# [WHAT THE TASK ASKS]
Copy each line that contains the word "imobiliara".

# [DATA PROVIDED]
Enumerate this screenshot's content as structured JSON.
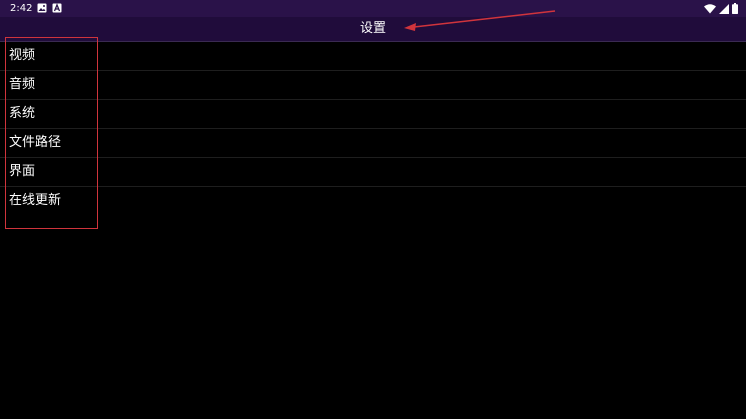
{
  "status_bar": {
    "time": "2:42",
    "left_icons": [
      "image-icon",
      "a-icon"
    ],
    "right_icons": [
      "wifi-icon",
      "signal-icon",
      "battery-icon"
    ]
  },
  "app_bar": {
    "title": "设置"
  },
  "menu": {
    "items": [
      {
        "label": "视频"
      },
      {
        "label": "音频"
      },
      {
        "label": "系统"
      },
      {
        "label": "文件路径"
      },
      {
        "label": "界面"
      },
      {
        "label": "在线更新"
      }
    ]
  },
  "colors": {
    "status_bar_bg": "#2a1249",
    "app_bar_bg": "#200c3b",
    "background": "#000000",
    "annotation_red": "#d0343c",
    "text": "#ffffff"
  }
}
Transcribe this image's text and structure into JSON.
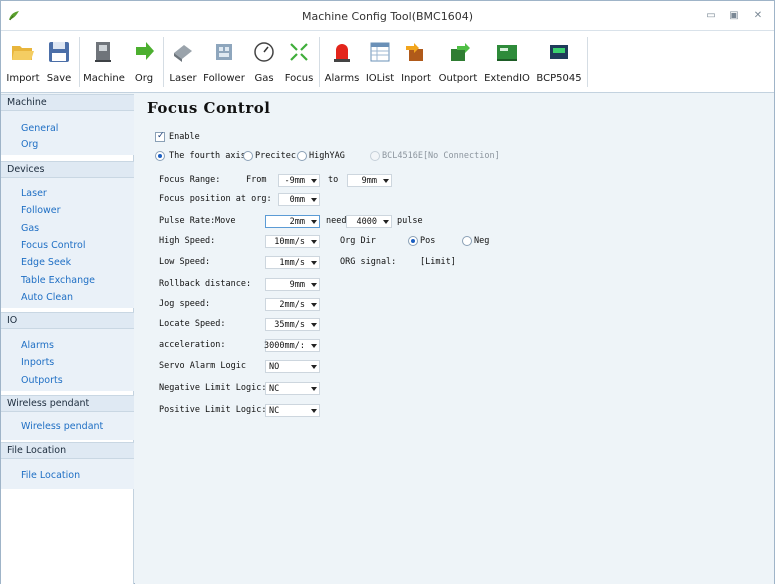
{
  "window": {
    "title": "Machine Config Tool(BMC1604)"
  },
  "toolbar": {
    "buttons": [
      {
        "label": "Import",
        "icon": "folder-open-icon"
      },
      {
        "label": "Save",
        "icon": "floppy-disk-icon"
      },
      {
        "label": "Machine",
        "icon": "machine-icon"
      },
      {
        "label": "Org",
        "icon": "arrow-right-icon"
      },
      {
        "label": "Laser",
        "icon": "laser-head-icon"
      },
      {
        "label": "Follower",
        "icon": "follower-icon"
      },
      {
        "label": "Gas",
        "icon": "gauge-icon"
      },
      {
        "label": "Focus",
        "icon": "focus-icon"
      },
      {
        "label": "Alarms",
        "icon": "siren-icon"
      },
      {
        "label": "IOList",
        "icon": "table-icon"
      },
      {
        "label": "Inport",
        "icon": "inport-icon"
      },
      {
        "label": "Outport",
        "icon": "outport-icon"
      },
      {
        "label": "ExtendIO",
        "icon": "board-icon"
      },
      {
        "label": "BCP5045",
        "icon": "chip-icon"
      }
    ]
  },
  "sidebar": {
    "sections": [
      {
        "header": "Machine",
        "items": [
          "General",
          "Org"
        ]
      },
      {
        "header": "Devices",
        "items": [
          "Laser",
          "Follower",
          "Gas",
          "Focus Control",
          "Edge Seek",
          "Table Exchange",
          "Auto Clean"
        ]
      },
      {
        "header": "IO",
        "items": [
          "Alarms",
          "Inports",
          "Outports"
        ]
      },
      {
        "header": "Wireless pendant",
        "items": [
          "Wireless pendant"
        ]
      },
      {
        "header": "File Location",
        "items": [
          "File Location"
        ]
      }
    ]
  },
  "main": {
    "heading": "Focus Control",
    "enable": {
      "label": "Enable",
      "checked": true
    },
    "axis_options": {
      "fourth_axis": "The fourth axis",
      "precitec": "Precitec",
      "highyag": "HighYAG",
      "bcl": "BCL4516E[No Connection]",
      "selected": "The fourth axis"
    },
    "focus_range": {
      "label": "Focus Range:",
      "from_label": "From",
      "from_value": "-9mm",
      "to_label": "to",
      "to_value": "9mm"
    },
    "focus_position": {
      "label": "Focus position at org:",
      "value": "0mm"
    },
    "pulse_rate": {
      "label": "Pulse Rate:",
      "move_label": "Move",
      "move_value": "2mm",
      "need_label": "need",
      "need_value": "4000",
      "pulse_label": "pulse"
    },
    "high_speed": {
      "label": "High Speed:",
      "value": "10mm/s"
    },
    "org_dir": {
      "label": "Org Dir",
      "pos": "Pos",
      "neg": "Neg",
      "selected": "Pos"
    },
    "low_speed": {
      "label": "Low Speed:",
      "value": "1mm/s"
    },
    "org_signal": {
      "label": "ORG signal:",
      "value": "[Limit]"
    },
    "rollback": {
      "label": "Rollback distance:",
      "value": "9mm"
    },
    "jog_speed": {
      "label": "Jog speed:",
      "value": "2mm/s"
    },
    "locate_speed": {
      "label": "Locate Speed:",
      "value": "35mm/s"
    },
    "acceleration": {
      "label": "acceleration:",
      "value": "3000mm/:"
    },
    "servo_alarm": {
      "label": "Servo Alarm Logic",
      "value": "NO"
    },
    "neg_limit": {
      "label": "Negative Limit Logic:",
      "value": "NC"
    },
    "pos_limit": {
      "label": "Positive Limit Logic:",
      "value": "NC"
    }
  }
}
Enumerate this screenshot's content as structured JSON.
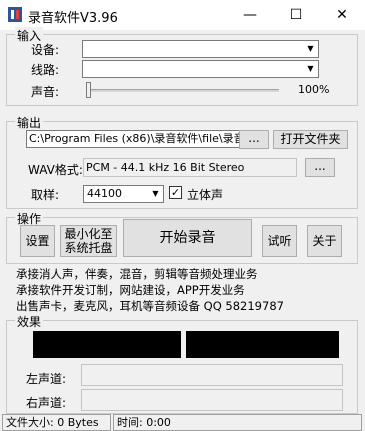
{
  "window": {
    "title": "录音软件V3.96",
    "minimize": "—",
    "maximize": "☐",
    "close": "✕"
  },
  "input_group": {
    "label": "输入",
    "device_label": "设备:",
    "device_value": "",
    "line_label": "线路:",
    "line_value": "",
    "volume_label": "声音:",
    "volume_percent": "100%",
    "volume_level": 0
  },
  "output_group": {
    "label": "输出",
    "path_value": "C:\\Program Files (x86)\\录音软件\\file\\录音",
    "browse_label": "...",
    "open_folder_label": "打开文件夹",
    "wav_label": "WAV格式:",
    "wav_value": "PCM - 44.1 kHz 16 Bit Stereo",
    "wav_browse_label": "...",
    "sample_label": "取样:",
    "sample_value": "44100",
    "stereo_label": "立体声",
    "stereo_checked": true
  },
  "actions_group": {
    "label": "操作",
    "settings_label": "设置",
    "minimize_tray_line1": "最小化至",
    "minimize_tray_line2": "系统托盘",
    "start_label": "开始录音",
    "listen_label": "试听",
    "about_label": "关于"
  },
  "info": {
    "line1": "承接消人声，伴奏，混音，剪辑等音频处理业务",
    "line2": "承接软件开发订制，网站建设，APP开发业务",
    "line3": "出售声卡，麦克风，耳机等音频设备 QQ 58219787"
  },
  "effects_group": {
    "label": "效果",
    "left_channel_label": "左声道:",
    "right_channel_label": "右声道:"
  },
  "status": {
    "file_size": "文件大小: 0 Bytes",
    "time": "时间: 0:00"
  }
}
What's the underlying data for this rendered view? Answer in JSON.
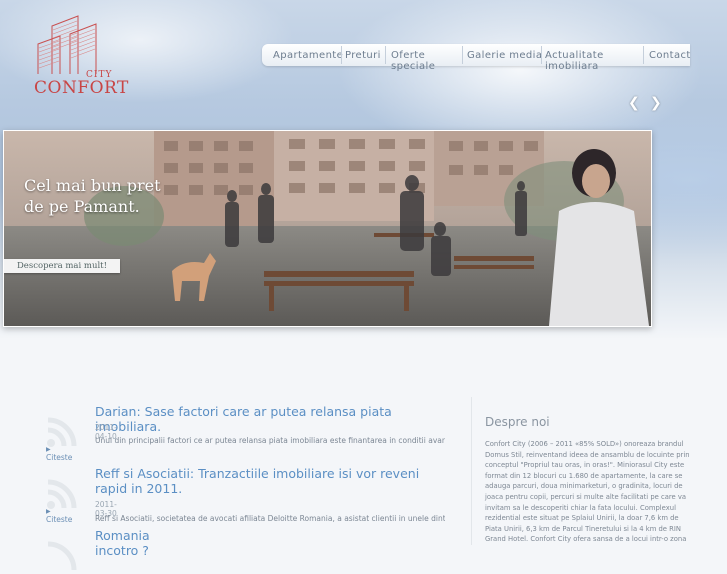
{
  "logo": {
    "city": "CITY",
    "confort": "CONFORT"
  },
  "nav": {
    "items": [
      {
        "label": "Apartamente"
      },
      {
        "label": "Preturi"
      },
      {
        "label": "Oferte speciale"
      },
      {
        "label": "Galerie media"
      },
      {
        "label": "Actualitate imobiliara"
      },
      {
        "label": "Contact"
      }
    ]
  },
  "slider": {
    "prev_icon": "chevron-left-icon",
    "next_icon": "chevron-right-icon"
  },
  "hero": {
    "caption": "Cel mai bun pret de pe Pamant.",
    "button_label": "Descopera mai mult!"
  },
  "news": [
    {
      "title": "Darian: Sase factori care ar putea relansa piata imobiliara.",
      "date": "2011-04-10",
      "excerpt": "Unul din principalii factori ce ar putea relansa piata imobiliara este finantarea in conditii avantajoase ...",
      "read_label": "Citeste"
    },
    {
      "title": "Reff si Asociatii: Tranzactiile imobiliare isi vor reveni rapid in 2011.",
      "date": "2011-03-30",
      "excerpt": "Reff si Asociatii, societatea de avocati afiliata Deloitte Romania, a asistat clientii in unele dintre...",
      "read_label": "Citeste"
    },
    {
      "title": "Romania incotro ?",
      "date": "",
      "excerpt": "",
      "read_label": ""
    }
  ],
  "about": {
    "title": "Despre noi",
    "text": "Confort City (2006 – 2011 «85% SOLD») onoreaza brandul Domus Stil, reinventand ideea de ansamblu de locuinte prin conceptul \"Propriul tau oras, in oras!\". Miniorasul City este format din 12 blocuri cu 1.680 de apartamente, la care se adauga parcuri, doua minimarketuri, o gradinita, locuri de joaca pentru copii, percuri si multe alte facilitati pe care va invitam sa le descoperiti chiar la fata locului. Complexul rezidential este situat pe Splaiul Unirii, la doar 7,6 km de Piata Unirii, 6,3 km de Parcul Tineretului si la 4 km de RIN Grand Hotel. Confort City ofera sansa de a locui intr-o zona"
  }
}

# [THE REPLY]
        "label": "Actualitate imobiliara"
      "title": "Darian: Sase factori care ar putea relansa piata imobiliara.",
      "excerpt": "Unul din principalii factori ce ar putea relansa piata imobiliara este finantarea in conditii avantajoase ...",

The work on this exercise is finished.